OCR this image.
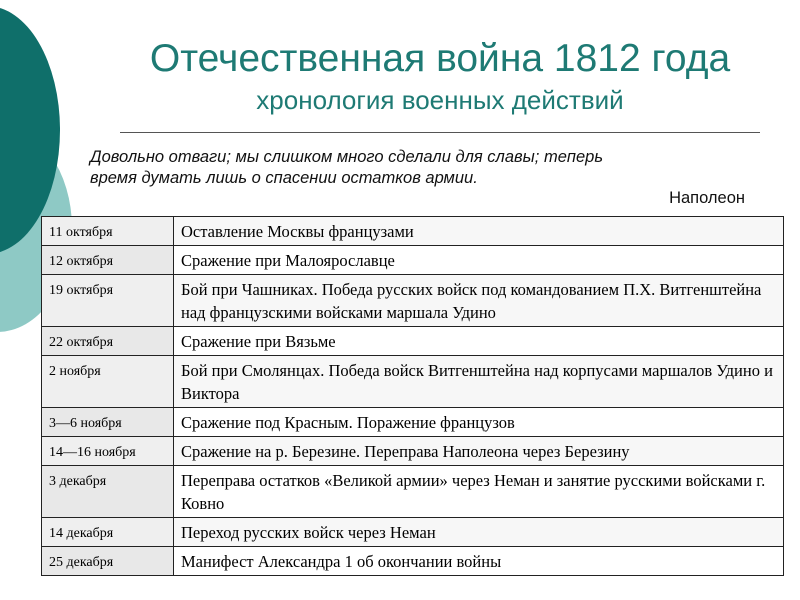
Отечественная война 1812 года
хронология военных действий
Довольно отваги; мы слишком много сделали для славы; теперь
время думать лишь о спасении остатков армии.
Наполеон
11 октября	Оставление Москвы французами
12 октября	Сражение при Малоярославце
19 октября	Бой при Чашниках. Победа русских войск под командованием П.Х. Витгенштейна над французскими войсками маршала Удино
22 октября	Сражение при Вязьме
2 ноября	Бой при Смолянцах. Победа войск Витгенштейна над корпусами маршалов Удино и Виктора
3—6 ноября	Сражение под Красным. Поражение французов
14—16 ноября	Сражение на р. Березине. Переправа Наполеона через Березину
3 декабря	Переправа остатков «Великой армии» через Неман и занятие русскими войсками г. Ковно
14 декабря	Переход русских войск через Неман
25 декабря	Манифест Александра 1 об окончании войны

[Aim of the task]
Read the entries and pick out all lines that include the word "Витгенштейна".

[Answer for the task]
19 октября	Бой при Чашниках. Победа русских войск под командованием П.Х. Витгенштейна над французскими войсками маршала Удино
2 ноября	Бой при Смолянцах. Победа войск Витгенштейна над корпусами маршалов Удино и Виктора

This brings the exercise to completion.